■ **Exercise goal**
Look below. Copy each line that has "icon" in it.

■ **Chart and figure data**
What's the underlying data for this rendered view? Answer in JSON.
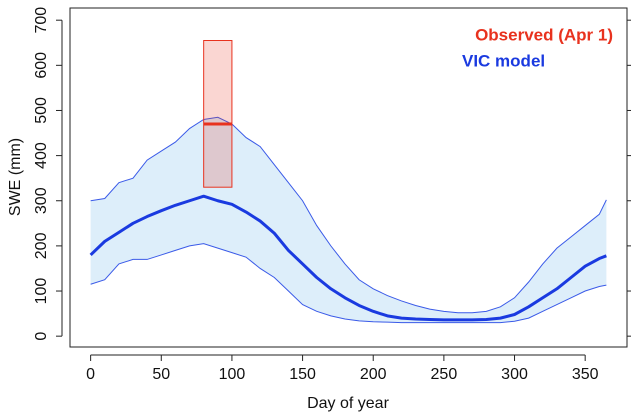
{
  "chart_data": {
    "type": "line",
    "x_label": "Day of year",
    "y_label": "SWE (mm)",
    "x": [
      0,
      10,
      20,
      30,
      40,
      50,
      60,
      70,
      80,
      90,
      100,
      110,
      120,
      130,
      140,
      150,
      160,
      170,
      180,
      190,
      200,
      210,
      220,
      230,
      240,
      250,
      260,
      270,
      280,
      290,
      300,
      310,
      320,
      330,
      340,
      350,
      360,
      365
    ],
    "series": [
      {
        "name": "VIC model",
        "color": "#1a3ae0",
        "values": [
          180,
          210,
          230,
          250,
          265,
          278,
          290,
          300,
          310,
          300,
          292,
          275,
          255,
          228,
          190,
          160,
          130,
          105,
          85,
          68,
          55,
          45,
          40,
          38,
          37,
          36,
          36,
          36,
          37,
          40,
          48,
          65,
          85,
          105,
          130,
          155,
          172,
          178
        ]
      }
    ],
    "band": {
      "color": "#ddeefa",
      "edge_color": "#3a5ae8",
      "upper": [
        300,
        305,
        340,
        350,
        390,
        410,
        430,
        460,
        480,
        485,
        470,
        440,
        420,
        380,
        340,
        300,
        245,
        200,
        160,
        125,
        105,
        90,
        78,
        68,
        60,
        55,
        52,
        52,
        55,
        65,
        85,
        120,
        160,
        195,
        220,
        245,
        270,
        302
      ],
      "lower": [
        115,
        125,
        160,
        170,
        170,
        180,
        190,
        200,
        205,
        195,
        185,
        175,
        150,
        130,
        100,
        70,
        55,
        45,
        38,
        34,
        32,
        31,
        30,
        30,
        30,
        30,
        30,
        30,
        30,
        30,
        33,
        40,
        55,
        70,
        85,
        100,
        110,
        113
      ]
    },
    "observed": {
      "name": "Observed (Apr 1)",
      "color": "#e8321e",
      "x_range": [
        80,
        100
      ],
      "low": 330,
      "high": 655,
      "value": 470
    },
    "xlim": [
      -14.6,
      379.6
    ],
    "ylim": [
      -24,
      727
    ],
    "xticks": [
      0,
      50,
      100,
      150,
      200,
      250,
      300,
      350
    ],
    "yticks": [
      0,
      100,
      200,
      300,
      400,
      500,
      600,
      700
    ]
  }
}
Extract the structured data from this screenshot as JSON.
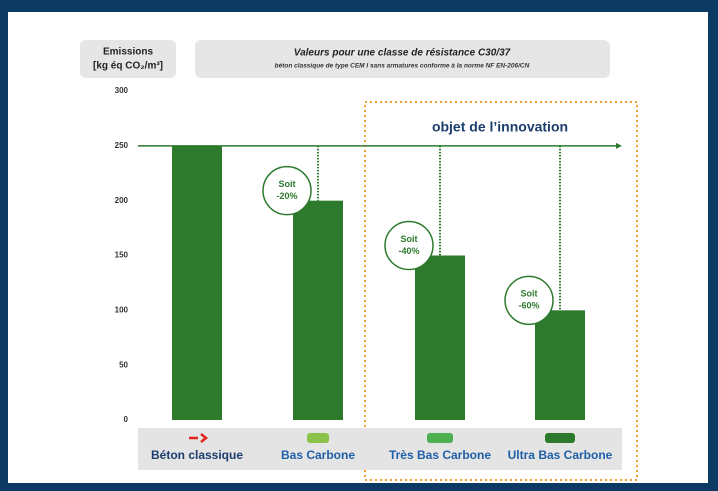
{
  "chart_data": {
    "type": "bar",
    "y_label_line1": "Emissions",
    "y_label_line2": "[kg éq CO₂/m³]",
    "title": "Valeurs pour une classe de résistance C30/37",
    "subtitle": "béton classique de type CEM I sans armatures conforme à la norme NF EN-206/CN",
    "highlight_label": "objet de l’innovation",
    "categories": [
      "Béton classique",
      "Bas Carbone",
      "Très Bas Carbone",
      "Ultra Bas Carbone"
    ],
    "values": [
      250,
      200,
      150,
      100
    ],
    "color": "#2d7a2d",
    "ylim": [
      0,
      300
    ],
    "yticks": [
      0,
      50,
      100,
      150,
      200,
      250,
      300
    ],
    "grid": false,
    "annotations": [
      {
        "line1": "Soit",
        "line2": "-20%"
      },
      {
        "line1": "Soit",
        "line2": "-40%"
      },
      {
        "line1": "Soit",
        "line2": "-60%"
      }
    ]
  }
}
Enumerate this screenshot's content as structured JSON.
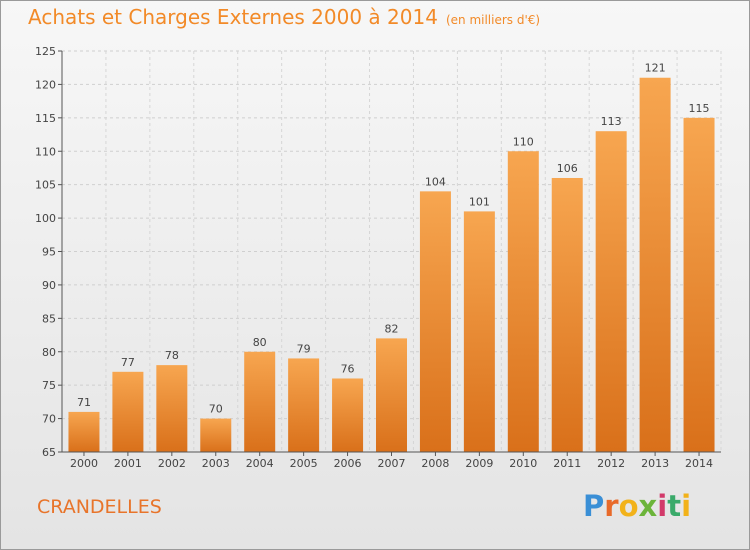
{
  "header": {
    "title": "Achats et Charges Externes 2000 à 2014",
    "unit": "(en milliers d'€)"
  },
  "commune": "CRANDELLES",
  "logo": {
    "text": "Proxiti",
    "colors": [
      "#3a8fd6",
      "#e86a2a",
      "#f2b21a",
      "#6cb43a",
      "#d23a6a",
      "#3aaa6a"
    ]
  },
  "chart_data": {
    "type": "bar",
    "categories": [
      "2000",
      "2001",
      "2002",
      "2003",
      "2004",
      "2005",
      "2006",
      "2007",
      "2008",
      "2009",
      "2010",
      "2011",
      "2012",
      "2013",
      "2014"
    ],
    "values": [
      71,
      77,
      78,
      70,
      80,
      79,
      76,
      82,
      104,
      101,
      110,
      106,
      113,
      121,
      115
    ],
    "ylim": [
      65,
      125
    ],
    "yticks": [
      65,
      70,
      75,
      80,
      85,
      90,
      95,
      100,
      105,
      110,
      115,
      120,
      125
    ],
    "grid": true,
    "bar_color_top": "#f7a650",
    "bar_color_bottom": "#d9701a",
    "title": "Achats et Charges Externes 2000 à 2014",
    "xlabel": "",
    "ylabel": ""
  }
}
==
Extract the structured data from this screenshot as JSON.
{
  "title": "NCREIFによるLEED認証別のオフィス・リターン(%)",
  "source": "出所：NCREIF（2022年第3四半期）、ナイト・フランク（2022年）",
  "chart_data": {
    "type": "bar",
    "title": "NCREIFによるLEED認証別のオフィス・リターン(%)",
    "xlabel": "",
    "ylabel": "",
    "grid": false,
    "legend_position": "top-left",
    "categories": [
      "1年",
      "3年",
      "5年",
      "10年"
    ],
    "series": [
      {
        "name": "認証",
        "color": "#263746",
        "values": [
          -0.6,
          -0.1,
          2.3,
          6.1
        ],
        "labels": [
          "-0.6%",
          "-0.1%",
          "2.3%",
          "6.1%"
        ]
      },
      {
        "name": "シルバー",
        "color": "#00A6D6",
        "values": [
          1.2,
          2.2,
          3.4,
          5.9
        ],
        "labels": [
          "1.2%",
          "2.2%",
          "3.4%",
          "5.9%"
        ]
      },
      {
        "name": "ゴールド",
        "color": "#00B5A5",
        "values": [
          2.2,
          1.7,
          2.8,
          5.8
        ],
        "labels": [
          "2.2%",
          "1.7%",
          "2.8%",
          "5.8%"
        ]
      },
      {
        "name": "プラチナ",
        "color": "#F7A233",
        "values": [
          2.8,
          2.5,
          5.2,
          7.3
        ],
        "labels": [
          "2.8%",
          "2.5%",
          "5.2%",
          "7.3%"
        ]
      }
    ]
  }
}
* * *
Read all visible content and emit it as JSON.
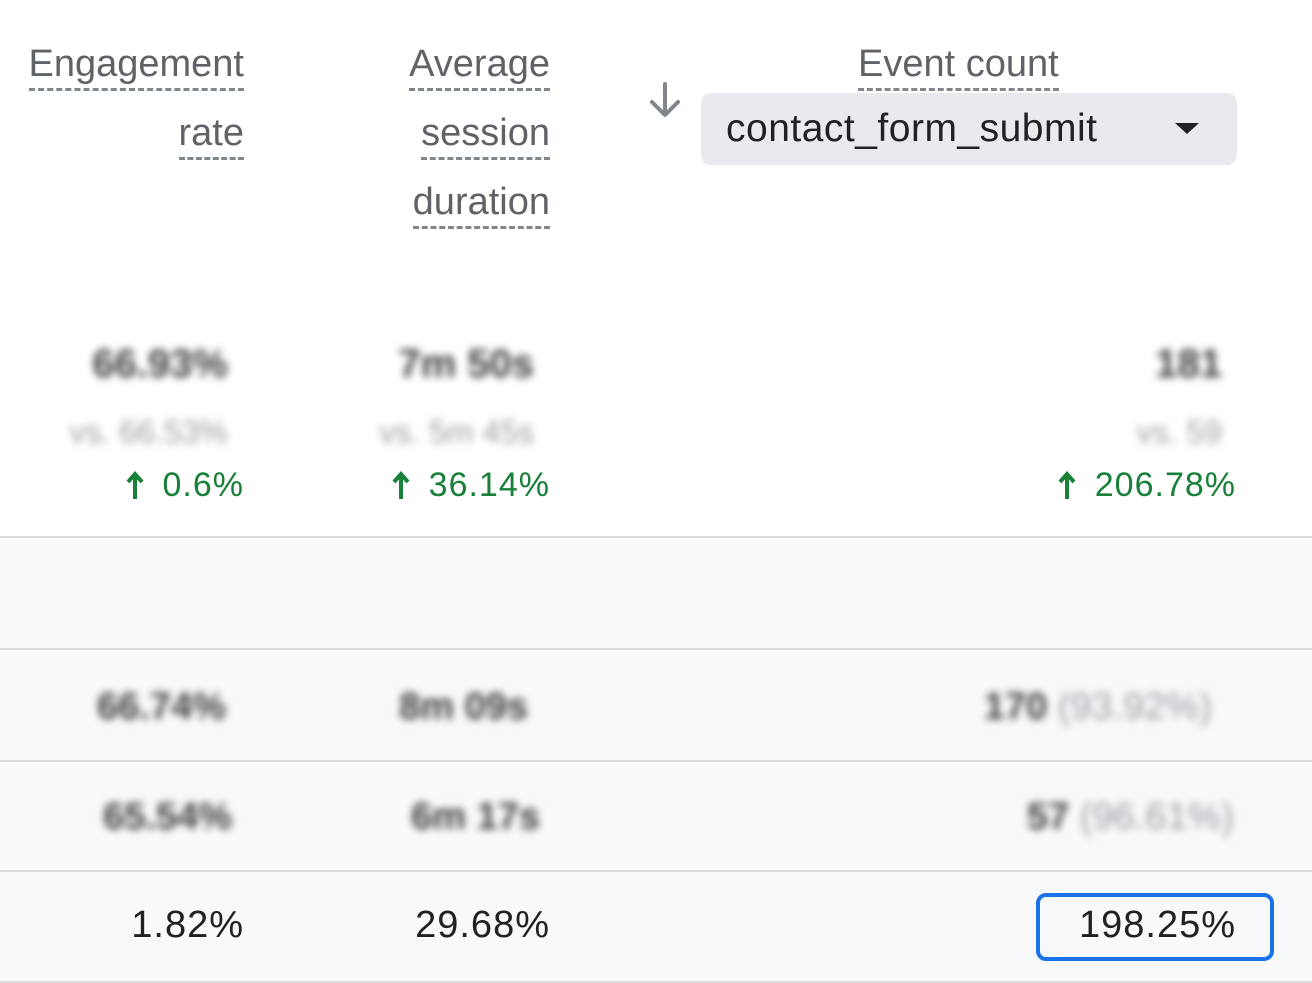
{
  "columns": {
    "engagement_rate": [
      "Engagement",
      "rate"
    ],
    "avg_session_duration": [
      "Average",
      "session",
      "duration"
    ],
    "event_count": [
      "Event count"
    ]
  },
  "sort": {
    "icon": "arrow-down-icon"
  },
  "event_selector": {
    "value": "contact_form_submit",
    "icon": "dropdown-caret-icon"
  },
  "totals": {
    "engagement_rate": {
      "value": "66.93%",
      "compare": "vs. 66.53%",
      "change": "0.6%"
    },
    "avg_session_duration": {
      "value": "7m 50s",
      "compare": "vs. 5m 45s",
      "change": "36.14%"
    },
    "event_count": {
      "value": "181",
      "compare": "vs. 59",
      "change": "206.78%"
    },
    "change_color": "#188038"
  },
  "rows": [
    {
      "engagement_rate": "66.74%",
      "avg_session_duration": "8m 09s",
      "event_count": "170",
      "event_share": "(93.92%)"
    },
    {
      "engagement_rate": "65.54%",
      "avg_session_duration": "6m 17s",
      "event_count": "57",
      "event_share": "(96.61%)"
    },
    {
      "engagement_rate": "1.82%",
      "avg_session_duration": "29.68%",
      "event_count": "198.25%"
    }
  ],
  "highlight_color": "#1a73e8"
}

■ **Task solution**
    "icon": "arrow-down-icon"
    "icon": "dropdown-caret-icon"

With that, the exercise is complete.